Stored records:
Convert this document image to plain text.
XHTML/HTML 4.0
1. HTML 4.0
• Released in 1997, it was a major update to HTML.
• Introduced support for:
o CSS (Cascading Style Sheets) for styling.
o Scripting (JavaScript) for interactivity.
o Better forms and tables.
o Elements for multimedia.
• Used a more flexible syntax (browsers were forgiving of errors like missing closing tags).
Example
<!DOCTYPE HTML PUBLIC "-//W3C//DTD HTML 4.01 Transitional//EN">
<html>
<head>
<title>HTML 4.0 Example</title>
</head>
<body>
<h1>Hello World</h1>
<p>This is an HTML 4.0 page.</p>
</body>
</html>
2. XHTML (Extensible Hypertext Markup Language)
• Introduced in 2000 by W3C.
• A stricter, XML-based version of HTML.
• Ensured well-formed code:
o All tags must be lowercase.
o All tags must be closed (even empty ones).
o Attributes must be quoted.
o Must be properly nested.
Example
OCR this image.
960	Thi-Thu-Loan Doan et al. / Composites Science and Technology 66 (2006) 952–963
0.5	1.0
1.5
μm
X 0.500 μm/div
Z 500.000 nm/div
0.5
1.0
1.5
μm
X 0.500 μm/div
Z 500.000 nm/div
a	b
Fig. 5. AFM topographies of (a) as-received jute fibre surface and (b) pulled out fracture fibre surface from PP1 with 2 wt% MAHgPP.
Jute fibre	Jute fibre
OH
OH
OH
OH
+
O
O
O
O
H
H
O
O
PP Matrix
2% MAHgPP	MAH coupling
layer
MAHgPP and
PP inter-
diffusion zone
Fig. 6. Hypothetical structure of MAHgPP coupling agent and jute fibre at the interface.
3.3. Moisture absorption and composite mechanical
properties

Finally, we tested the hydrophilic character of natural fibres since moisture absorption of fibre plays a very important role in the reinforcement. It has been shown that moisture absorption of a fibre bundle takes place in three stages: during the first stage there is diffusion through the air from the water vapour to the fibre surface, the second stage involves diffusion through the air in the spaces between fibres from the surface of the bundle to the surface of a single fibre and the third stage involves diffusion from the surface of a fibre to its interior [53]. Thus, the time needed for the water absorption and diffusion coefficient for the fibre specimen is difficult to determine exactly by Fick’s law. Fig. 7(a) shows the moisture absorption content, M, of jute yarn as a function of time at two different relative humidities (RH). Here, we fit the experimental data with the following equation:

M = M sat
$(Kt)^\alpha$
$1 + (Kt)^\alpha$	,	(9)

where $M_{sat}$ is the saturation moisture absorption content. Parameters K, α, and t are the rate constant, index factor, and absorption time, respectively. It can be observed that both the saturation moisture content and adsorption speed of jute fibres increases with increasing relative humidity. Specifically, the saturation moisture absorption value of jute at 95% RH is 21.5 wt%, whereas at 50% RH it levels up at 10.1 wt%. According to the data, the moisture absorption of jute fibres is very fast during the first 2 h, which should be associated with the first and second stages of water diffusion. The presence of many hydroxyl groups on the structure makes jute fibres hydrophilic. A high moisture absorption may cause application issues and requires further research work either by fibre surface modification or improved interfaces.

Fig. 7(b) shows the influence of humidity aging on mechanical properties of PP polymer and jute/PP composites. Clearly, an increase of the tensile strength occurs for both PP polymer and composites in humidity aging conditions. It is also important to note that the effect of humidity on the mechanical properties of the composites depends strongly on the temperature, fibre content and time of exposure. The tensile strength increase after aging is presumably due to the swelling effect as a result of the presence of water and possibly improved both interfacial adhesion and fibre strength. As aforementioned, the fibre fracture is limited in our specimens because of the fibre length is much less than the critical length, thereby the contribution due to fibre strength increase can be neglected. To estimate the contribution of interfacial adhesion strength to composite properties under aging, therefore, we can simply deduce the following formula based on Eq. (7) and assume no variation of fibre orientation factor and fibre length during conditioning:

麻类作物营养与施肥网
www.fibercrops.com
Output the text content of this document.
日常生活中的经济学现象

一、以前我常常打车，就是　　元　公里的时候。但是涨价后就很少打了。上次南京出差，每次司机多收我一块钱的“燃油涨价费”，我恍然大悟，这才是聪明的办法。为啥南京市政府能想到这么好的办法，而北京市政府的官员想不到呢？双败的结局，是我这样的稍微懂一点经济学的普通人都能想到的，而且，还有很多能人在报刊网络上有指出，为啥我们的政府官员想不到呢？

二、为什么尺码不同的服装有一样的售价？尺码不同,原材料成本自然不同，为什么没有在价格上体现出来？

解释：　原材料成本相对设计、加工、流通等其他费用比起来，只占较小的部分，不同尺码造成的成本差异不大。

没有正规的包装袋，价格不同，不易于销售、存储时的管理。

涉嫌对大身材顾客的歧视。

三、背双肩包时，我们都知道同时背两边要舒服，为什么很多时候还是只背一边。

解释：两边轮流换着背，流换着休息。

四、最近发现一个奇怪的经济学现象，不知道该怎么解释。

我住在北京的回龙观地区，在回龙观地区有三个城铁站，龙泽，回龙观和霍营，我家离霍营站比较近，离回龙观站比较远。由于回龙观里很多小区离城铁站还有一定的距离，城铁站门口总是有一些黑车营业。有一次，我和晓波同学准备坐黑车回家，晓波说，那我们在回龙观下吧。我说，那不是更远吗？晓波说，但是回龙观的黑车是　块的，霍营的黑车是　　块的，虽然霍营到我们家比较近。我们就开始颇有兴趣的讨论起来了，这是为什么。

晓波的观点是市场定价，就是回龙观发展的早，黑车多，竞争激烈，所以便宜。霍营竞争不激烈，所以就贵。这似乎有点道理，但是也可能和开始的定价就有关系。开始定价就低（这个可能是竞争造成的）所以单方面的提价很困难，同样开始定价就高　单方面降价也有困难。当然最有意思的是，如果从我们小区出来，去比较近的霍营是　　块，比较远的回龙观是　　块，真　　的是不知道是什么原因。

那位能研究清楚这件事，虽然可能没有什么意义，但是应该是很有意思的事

▸ TASK TO CARRY OUT:
Each line of the listing should be copied exactly.

▸ SOLUTION TO THIS EXERCISE:
Convert this document image to plain text.
XHTML/HTML 4.0
1. HTML 4.0
• Released in 1997, it was a major update to HTML.
• Introduced support for:
o CSS (Cascading Style Sheets) for styling.
o Scripting (JavaScript) for interactivity.
o Better forms and tables.
o Elements for multimedia.
• Used a more flexible syntax (browsers were forgiving of errors like missing closing tags).
Example
<!DOCTYPE HTML PUBLIC "-//W3C//DTD HTML 4.01 Transitional//EN">
<html>
<head>
<title>HTML 4.0 Example</title>
</head>
<body>
<h1>Hello World</h1>
<p>This is an HTML 4.0 page.</p>
</body>
</html>
2. XHTML (Extensible Hypertext Markup Language)
• Introduced in 2000 by W3C.
• A stricter, XML-based version of HTML.
• Ensured well-formed code:
o All tags must be lowercase.
o All tags must be closed (even empty ones).
o Attributes must be quoted.
o Must be properly nested.
Example
OCR this image.
960	Thi-Thu-Loan Doan et al. / Composites Science and Technology 66 (2006) 952–963
0.5	1.0
1.5
μm
X 0.500 μm/div
Z 500.000 nm/div
0.5
1.0
1.5
μm
X 0.500 μm/div
Z 500.000 nm/div
a	b
Fig. 5. AFM topographies of (a) as-received jute fibre surface and (b) pulled out fracture fibre surface from PP1 with 2 wt% MAHgPP.
Jute fibre	Jute fibre
OH
OH
OH
OH
+
O
O
O
O
H
H
O
O
PP Matrix
2% MAHgPP	MAH coupling
layer
MAHgPP and
PP inter-
diffusion zone
Fig. 6. Hypothetical structure of MAHgPP coupling agent and jute fibre at the interface.
3.3. Moisture absorption and composite mechanical
properties

Finally, we tested the hydrophilic character of natural fibres since moisture absorption of fibre plays a very important role in the reinforcement. It has been shown that moisture absorption of a fibre bundle takes place in three stages: during the first stage there is diffusion through the air from the water vapour to the fibre surface, the second stage involves diffusion through the air in the spaces between fibres from the surface of the bundle to the surface of a single fibre and the third stage involves diffusion from the surface of a fibre to its interior [53]. Thus, the time needed for the water absorption and diffusion coefficient for the fibre specimen is difficult to determine exactly by Fick’s law. Fig. 7(a) shows the moisture absorption content, M, of jute yarn as a function of time at two different relative humidities (RH). Here, we fit the experimental data with the following equation:

M = M sat
$(Kt)^\alpha$
$1 + (Kt)^\alpha$	,	(9)

where $M_{sat}$ is the saturation moisture absorption content. Parameters K, α, and t are the rate constant, index factor, and absorption time, respectively. It can be observed that both the saturation moisture content and adsorption speed of jute fibres increases with increasing relative humidity. Specifically, the saturation moisture absorption value of jute at 95% RH is 21.5 wt%, whereas at 50% RH it levels up at 10.1 wt%. According to the data, the moisture absorption of jute fibres is very fast during the first 2 h, which should be associated with the first and second stages of water diffusion. The presence of many hydroxyl groups on the structure makes jute fibres hydrophilic. A high moisture absorption may cause application issues and requires further research work either by fibre surface modification or improved interfaces.

Fig. 7(b) shows the influence of humidity aging on mechanical properties of PP polymer and jute/PP composites. Clearly, an increase of the tensile strength occurs for both PP polymer and composites in humidity aging conditions. It is also important to note that the effect of humidity on the mechanical properties of the composites depends strongly on the temperature, fibre content and time of exposure. The tensile strength increase after aging is presumably due to the swelling effect as a result of the presence of water and possibly improved both interfacial adhesion and fibre strength. As aforementioned, the fibre fracture is limited in our specimens because of the fibre length is much less than the critical length, thereby the contribution due to fibre strength increase can be neglected. To estimate the contribution of interfacial adhesion strength to composite properties under aging, therefore, we can simply deduce the following formula based on Eq. (7) and assume no variation of fibre orientation factor and fibre length during conditioning:

麻类作物营养与施肥网
www.fibercrops.com
Output the text content of this document.
日常生活中的经济学现象

一、以前我常常打车，就是　　元　公里的时候。但是涨价后就很少打了。上次南京出差，每次司机多收我一块钱的“燃油涨价费”，我恍然大悟，这才是聪明的办法。为啥南京市政府能想到这么好的办法，而北京市政府的官员想不到呢？双败的结局，是我这样的稍微懂一点经济学的普通人都能想到的，而且，还有很多能人在报刊网络上有指出，为啥我们的政府官员想不到呢？

二、为什么尺码不同的服装有一样的售价？尺码不同,原材料成本自然不同，为什么没有在价格上体现出来？

解释：　原材料成本相对设计、加工、流通等其他费用比起来，只占较小的部分，不同尺码造成的成本差异不大。

没有正规的包装袋，价格不同，不易于销售、存储时的管理。

涉嫌对大身材顾客的歧视。

三、背双肩包时，我们都知道同时背两边要舒服，为什么很多时候还是只背一边。

解释：两边轮流换着背，流换着休息。

四、最近发现一个奇怪的经济学现象，不知道该怎么解释。

我住在北京的回龙观地区，在回龙观地区有三个城铁站，龙泽，回龙观和霍营，我家离霍营站比较近，离回龙观站比较远。由于回龙观里很多小区离城铁站还有一定的距离，城铁站门口总是有一些黑车营业。有一次，我和晓波同学准备坐黑车回家，晓波说，那我们在回龙观下吧。我说，那不是更远吗？晓波说，但是回龙观的黑车是　块的，霍营的黑车是　　块的，虽然霍营到我们家比较近。我们就开始颇有兴趣的讨论起来了，这是为什么。

晓波的观点是市场定价，就是回龙观发展的早，黑车多，竞争激烈，所以便宜。霍营竞争不激烈，所以就贵。这似乎有点道理，但是也可能和开始的定价就有关系。开始定价就低（这个可能是竞争造成的）所以单方面的提价很困难，同样开始定价就高　单方面降价也有困难。当然最有意思的是，如果从我们小区出来，去比较近的霍营是　　块，比较远的回龙观是　　块，真　　的是不知道是什么原因。

那位能研究清楚这件事，虽然可能没有什么意义，但是应该是很有意思的事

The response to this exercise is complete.